### WRITTEN REQUEST
Gather each line of the records where "into" appears.

Data listing:
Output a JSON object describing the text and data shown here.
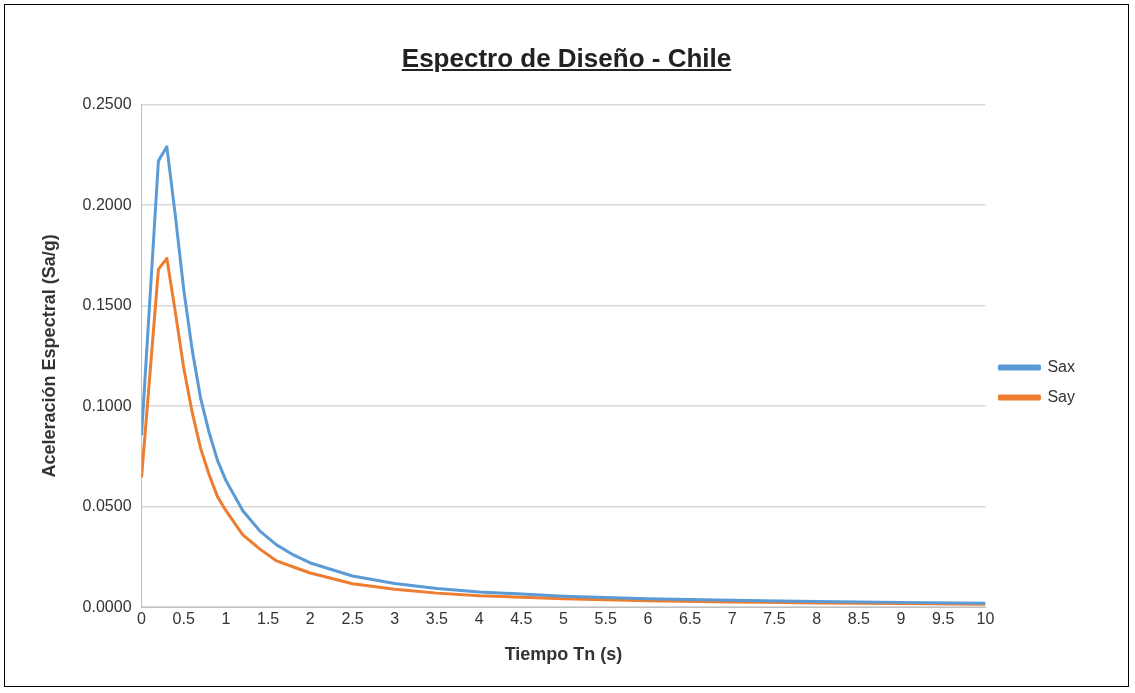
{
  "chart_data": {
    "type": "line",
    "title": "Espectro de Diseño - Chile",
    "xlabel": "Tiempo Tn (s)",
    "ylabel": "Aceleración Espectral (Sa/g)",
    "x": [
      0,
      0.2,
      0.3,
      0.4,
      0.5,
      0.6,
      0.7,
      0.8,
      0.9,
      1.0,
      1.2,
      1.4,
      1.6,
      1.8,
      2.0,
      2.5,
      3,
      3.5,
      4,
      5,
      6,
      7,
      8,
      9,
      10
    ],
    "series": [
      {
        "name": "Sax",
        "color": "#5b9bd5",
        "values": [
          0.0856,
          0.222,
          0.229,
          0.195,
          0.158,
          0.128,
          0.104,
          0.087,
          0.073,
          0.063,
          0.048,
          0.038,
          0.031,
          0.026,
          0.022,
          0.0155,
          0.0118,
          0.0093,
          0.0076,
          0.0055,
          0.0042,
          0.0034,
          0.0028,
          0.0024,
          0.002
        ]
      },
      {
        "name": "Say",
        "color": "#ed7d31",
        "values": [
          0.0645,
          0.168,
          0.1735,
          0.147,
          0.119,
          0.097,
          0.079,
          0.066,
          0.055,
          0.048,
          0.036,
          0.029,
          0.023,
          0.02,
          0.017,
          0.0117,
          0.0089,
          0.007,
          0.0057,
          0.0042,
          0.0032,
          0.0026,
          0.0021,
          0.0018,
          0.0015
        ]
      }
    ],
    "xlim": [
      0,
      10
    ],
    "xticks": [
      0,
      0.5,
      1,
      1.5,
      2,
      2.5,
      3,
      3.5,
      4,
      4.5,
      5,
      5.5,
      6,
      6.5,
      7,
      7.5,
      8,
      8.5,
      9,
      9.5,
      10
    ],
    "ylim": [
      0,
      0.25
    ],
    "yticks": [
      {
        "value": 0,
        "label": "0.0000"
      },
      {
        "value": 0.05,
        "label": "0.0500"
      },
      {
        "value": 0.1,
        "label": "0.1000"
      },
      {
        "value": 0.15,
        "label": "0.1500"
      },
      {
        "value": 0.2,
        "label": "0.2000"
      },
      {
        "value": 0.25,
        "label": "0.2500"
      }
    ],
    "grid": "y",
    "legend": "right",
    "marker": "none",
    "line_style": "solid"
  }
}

...

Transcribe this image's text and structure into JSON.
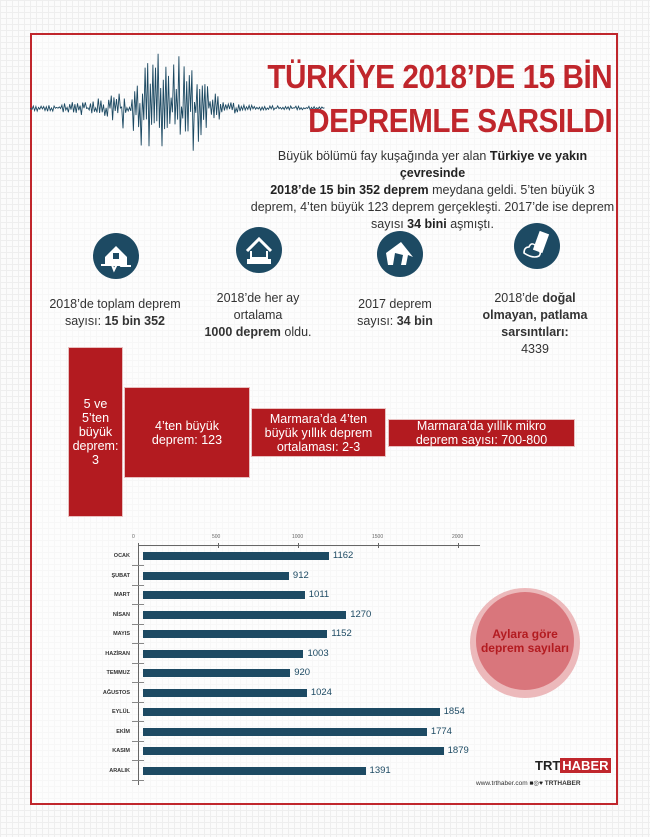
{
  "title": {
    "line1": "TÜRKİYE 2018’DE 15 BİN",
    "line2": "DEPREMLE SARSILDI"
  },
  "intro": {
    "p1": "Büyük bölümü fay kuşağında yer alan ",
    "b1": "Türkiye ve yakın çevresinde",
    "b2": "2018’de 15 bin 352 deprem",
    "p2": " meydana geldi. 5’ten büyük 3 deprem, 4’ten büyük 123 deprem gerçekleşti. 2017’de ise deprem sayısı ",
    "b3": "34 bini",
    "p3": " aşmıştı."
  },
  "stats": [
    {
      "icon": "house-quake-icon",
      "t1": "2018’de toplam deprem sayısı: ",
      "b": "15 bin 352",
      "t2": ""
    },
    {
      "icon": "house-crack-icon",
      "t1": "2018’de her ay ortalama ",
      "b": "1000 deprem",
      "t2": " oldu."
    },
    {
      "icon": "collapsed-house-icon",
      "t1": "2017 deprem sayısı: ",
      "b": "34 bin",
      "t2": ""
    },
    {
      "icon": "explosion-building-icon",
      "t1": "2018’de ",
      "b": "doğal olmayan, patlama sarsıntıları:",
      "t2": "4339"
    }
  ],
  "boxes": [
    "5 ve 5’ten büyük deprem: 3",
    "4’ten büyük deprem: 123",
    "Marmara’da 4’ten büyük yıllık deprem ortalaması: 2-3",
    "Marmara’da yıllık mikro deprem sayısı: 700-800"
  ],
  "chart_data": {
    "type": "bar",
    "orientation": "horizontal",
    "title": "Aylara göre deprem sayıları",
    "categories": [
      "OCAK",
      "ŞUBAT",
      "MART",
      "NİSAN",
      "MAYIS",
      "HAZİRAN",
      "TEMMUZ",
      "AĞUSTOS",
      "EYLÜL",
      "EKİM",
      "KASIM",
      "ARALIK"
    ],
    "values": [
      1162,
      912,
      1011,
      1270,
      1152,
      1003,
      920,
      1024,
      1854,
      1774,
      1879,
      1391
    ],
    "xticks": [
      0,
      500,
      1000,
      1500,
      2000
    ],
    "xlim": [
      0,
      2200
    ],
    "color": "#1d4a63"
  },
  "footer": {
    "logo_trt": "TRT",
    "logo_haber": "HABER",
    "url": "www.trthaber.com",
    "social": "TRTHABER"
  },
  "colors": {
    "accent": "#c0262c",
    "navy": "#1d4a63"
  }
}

...

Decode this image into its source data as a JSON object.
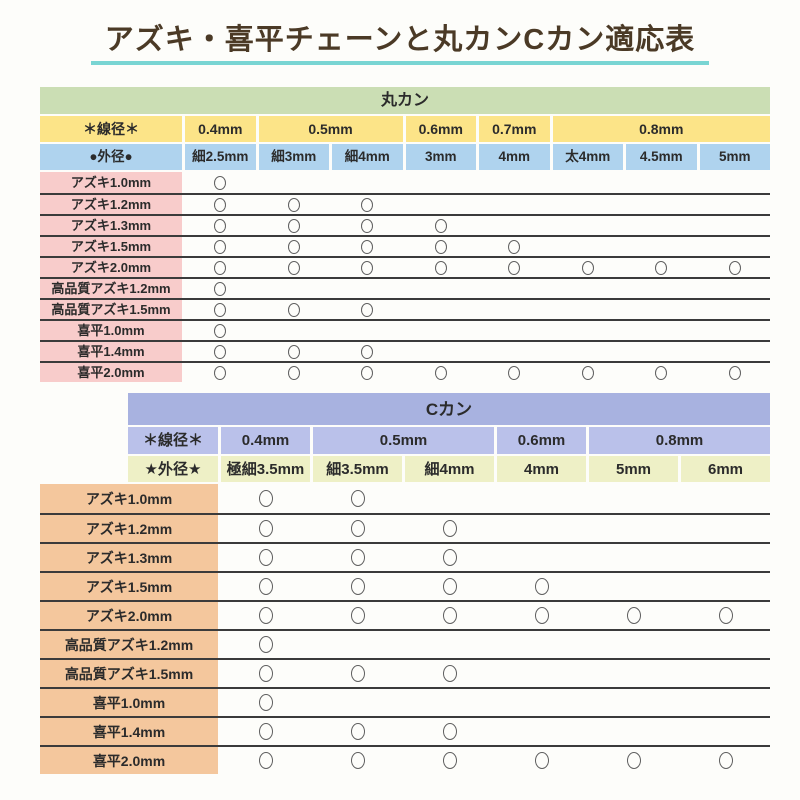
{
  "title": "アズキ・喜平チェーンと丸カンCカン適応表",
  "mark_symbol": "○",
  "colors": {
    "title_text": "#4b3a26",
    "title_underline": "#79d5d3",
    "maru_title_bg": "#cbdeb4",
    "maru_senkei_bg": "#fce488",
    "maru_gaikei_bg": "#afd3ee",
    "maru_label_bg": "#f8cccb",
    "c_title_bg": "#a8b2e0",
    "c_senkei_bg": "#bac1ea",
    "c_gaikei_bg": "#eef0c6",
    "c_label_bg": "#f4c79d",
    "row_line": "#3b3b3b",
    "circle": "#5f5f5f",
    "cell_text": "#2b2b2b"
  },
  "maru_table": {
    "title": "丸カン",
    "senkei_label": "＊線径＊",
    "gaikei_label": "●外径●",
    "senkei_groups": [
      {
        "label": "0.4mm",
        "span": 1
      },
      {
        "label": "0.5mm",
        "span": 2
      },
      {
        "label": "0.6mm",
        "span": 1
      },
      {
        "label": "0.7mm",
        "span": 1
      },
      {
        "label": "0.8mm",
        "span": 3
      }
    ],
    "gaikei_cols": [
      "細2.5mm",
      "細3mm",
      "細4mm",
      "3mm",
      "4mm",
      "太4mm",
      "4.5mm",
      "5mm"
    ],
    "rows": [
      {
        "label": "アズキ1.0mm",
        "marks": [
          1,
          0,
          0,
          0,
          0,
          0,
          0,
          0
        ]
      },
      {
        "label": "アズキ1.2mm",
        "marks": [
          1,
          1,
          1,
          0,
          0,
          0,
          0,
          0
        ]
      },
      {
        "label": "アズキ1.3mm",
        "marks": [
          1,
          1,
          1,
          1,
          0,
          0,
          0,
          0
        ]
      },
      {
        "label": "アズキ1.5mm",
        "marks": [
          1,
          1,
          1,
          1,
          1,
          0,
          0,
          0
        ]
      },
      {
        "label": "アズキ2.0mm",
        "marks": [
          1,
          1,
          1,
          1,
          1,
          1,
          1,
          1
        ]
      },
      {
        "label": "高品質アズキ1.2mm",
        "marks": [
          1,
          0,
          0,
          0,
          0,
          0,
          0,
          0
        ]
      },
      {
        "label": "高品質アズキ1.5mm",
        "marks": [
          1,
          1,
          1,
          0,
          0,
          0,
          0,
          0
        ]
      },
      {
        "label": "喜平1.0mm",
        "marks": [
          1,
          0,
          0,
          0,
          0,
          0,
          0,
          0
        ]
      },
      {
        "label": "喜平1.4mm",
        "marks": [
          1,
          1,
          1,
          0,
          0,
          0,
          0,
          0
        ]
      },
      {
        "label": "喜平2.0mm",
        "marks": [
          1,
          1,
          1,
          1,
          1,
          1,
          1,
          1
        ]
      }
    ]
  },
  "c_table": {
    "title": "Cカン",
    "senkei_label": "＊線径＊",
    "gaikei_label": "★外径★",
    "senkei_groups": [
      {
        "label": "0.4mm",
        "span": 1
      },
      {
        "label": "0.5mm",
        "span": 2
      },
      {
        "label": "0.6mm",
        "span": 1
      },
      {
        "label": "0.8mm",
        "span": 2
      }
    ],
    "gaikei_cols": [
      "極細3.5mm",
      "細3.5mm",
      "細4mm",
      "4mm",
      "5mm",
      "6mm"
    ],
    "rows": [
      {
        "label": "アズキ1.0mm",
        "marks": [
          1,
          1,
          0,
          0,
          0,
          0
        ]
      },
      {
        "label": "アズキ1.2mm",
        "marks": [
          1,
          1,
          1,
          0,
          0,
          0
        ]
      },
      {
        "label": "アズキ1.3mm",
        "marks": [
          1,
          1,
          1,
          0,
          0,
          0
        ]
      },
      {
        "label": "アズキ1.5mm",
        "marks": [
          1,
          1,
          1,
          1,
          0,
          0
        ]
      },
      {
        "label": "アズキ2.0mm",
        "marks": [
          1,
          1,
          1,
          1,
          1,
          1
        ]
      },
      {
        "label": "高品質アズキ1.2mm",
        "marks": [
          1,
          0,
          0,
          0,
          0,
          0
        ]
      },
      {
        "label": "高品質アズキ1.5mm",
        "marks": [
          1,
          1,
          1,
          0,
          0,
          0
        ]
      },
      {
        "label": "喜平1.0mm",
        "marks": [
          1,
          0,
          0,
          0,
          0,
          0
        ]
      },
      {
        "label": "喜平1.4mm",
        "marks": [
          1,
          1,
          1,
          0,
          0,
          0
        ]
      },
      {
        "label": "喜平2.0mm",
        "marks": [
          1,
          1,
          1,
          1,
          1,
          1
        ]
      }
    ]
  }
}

### EXERCISE SOLUTION
Transcribe this image's text and structure into JSON.
Decode this image into its source data as a JSON object.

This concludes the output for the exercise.